Would you pull out every line of the material that contains the string "subtitle"?

Entries with figure data
########

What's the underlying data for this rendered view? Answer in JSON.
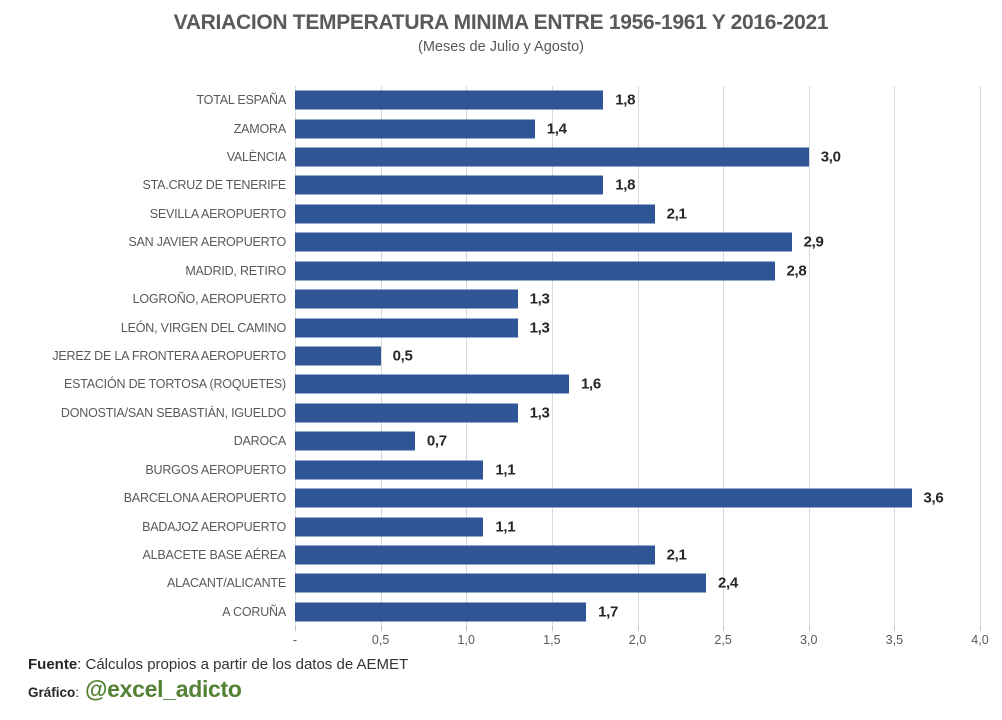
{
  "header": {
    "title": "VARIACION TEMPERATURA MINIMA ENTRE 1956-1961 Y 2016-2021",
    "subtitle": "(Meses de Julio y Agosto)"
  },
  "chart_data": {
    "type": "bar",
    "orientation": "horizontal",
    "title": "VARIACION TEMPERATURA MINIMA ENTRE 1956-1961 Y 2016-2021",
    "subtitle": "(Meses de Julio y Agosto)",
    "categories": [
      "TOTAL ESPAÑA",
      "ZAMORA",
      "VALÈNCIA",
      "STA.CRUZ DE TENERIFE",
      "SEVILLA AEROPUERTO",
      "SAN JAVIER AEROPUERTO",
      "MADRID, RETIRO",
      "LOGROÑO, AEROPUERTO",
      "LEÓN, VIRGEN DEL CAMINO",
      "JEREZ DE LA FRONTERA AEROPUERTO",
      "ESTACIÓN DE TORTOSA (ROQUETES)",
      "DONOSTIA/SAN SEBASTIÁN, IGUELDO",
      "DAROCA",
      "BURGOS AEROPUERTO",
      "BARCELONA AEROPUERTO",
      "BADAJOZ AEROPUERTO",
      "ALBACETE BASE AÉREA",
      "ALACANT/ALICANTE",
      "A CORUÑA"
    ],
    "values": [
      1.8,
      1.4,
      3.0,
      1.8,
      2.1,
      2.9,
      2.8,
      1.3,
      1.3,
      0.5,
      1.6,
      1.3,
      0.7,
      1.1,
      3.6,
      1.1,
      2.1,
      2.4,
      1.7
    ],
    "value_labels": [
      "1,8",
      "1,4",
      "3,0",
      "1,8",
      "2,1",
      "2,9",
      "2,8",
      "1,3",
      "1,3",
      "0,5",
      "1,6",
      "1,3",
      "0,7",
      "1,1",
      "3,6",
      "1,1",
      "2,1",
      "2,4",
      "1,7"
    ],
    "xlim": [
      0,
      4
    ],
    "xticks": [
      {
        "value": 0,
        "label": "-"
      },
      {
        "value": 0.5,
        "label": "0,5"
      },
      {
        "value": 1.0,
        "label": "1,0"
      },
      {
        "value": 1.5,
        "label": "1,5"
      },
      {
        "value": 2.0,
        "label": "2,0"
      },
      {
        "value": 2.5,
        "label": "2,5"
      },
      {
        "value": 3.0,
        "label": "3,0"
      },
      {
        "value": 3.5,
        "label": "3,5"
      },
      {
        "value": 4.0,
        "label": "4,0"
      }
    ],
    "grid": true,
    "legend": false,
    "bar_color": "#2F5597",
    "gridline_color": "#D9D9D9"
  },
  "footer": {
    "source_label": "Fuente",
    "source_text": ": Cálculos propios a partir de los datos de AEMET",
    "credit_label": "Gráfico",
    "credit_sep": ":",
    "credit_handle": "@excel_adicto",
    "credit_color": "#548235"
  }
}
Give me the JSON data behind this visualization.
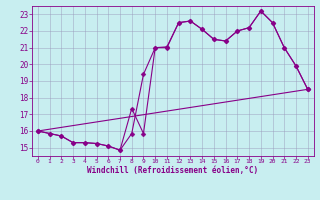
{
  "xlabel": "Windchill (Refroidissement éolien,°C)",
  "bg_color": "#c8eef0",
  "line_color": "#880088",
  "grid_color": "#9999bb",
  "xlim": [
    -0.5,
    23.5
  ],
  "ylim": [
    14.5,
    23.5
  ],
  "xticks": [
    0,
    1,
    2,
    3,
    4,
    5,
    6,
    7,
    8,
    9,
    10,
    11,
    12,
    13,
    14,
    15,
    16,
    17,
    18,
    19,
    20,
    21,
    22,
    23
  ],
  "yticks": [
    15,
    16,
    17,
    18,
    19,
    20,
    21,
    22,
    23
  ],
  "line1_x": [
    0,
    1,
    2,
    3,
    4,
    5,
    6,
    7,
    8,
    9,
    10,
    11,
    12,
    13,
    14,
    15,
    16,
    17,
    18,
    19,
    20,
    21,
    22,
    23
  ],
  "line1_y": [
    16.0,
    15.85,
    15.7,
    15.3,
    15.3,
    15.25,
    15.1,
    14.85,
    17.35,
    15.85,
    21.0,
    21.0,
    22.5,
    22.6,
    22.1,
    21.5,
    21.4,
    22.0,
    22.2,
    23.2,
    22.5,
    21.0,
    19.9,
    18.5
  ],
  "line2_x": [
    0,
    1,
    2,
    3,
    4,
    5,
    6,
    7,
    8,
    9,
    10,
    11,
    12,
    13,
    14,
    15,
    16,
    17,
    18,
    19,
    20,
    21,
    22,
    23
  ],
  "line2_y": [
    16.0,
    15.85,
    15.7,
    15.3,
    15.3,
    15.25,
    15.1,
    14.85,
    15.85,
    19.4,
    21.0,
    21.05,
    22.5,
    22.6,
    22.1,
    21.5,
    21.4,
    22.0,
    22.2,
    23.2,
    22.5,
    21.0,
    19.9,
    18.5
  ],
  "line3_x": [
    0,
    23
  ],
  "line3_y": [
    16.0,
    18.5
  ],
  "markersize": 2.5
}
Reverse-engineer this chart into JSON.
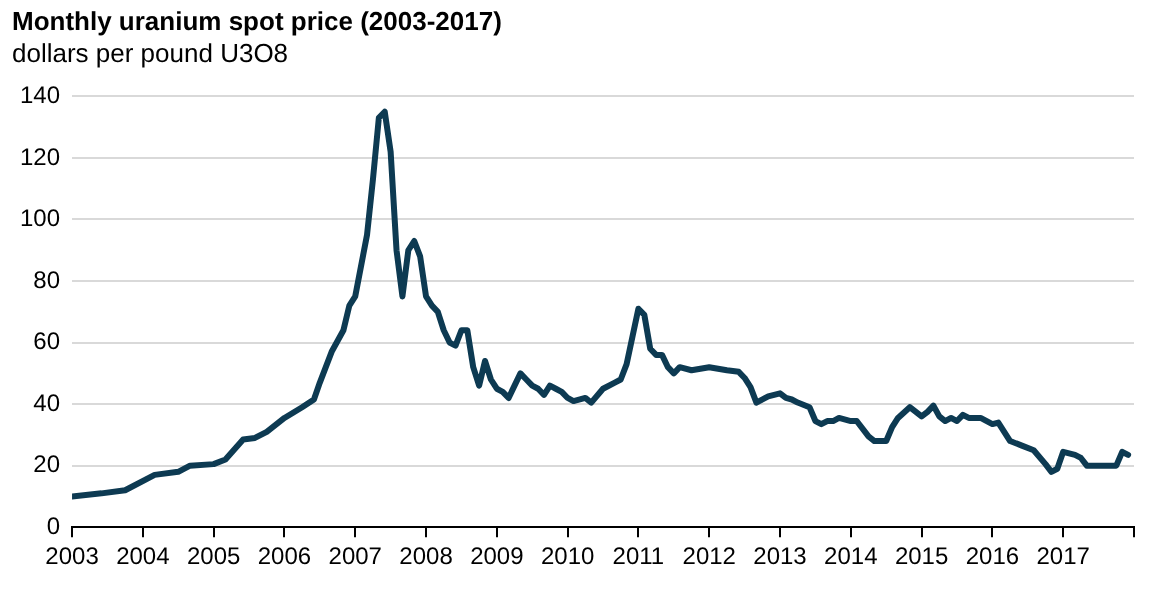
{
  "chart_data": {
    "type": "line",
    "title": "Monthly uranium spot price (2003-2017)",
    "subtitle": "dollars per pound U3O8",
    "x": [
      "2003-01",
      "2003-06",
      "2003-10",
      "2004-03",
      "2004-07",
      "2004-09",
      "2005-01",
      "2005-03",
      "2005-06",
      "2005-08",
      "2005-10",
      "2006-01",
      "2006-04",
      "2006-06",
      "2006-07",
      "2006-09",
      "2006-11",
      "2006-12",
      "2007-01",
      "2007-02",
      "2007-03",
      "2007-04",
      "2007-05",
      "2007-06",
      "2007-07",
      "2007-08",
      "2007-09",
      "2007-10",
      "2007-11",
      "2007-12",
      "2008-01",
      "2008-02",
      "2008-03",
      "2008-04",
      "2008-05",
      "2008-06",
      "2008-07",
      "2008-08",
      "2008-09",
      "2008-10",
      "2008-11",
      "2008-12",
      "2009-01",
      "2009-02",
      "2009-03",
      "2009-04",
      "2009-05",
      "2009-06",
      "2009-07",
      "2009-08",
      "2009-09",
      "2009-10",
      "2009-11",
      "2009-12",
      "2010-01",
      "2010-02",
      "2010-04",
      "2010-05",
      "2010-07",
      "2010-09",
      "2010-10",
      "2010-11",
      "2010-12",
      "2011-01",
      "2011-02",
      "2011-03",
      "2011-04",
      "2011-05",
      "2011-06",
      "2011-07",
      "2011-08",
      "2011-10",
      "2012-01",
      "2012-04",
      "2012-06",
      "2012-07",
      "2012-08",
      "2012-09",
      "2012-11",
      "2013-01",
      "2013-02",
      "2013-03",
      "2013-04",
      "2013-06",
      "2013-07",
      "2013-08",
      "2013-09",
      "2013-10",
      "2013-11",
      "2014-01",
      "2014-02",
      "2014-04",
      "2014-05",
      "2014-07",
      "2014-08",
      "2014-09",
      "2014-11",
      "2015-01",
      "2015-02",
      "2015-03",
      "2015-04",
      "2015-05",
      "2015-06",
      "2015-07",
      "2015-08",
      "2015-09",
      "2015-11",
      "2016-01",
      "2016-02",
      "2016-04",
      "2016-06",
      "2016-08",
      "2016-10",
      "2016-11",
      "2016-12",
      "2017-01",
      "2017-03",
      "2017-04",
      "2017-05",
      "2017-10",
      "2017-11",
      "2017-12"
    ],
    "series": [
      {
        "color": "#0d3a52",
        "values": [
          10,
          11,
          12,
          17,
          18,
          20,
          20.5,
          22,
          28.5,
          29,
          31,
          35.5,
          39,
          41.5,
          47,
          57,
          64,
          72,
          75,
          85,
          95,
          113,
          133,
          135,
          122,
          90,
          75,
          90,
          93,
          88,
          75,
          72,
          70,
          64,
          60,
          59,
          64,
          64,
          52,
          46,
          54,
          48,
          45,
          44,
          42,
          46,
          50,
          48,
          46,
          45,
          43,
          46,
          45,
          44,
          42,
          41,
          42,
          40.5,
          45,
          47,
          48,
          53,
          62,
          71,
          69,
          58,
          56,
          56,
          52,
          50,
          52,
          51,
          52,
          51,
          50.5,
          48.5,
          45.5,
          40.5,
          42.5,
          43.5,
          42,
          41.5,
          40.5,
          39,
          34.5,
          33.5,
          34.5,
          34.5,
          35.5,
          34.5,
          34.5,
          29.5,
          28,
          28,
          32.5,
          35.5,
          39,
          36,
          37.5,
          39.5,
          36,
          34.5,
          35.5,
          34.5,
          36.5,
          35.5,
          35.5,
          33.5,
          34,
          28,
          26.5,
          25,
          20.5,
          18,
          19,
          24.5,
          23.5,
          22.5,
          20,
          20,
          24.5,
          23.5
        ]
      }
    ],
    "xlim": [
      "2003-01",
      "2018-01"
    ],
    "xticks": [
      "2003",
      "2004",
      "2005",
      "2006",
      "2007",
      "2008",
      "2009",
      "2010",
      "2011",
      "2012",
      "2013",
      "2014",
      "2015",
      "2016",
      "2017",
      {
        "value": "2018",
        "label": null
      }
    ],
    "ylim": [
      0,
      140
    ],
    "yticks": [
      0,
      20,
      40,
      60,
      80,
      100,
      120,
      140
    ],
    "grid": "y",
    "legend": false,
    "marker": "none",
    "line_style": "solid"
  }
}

########

▸ Answer to this exercise:
    "subtitle": "(Meses de Julio y Agosto)"
    "subtitle": "(Meses de Julio y Agosto)",
    "subtitle": "dollars per pound U3O8",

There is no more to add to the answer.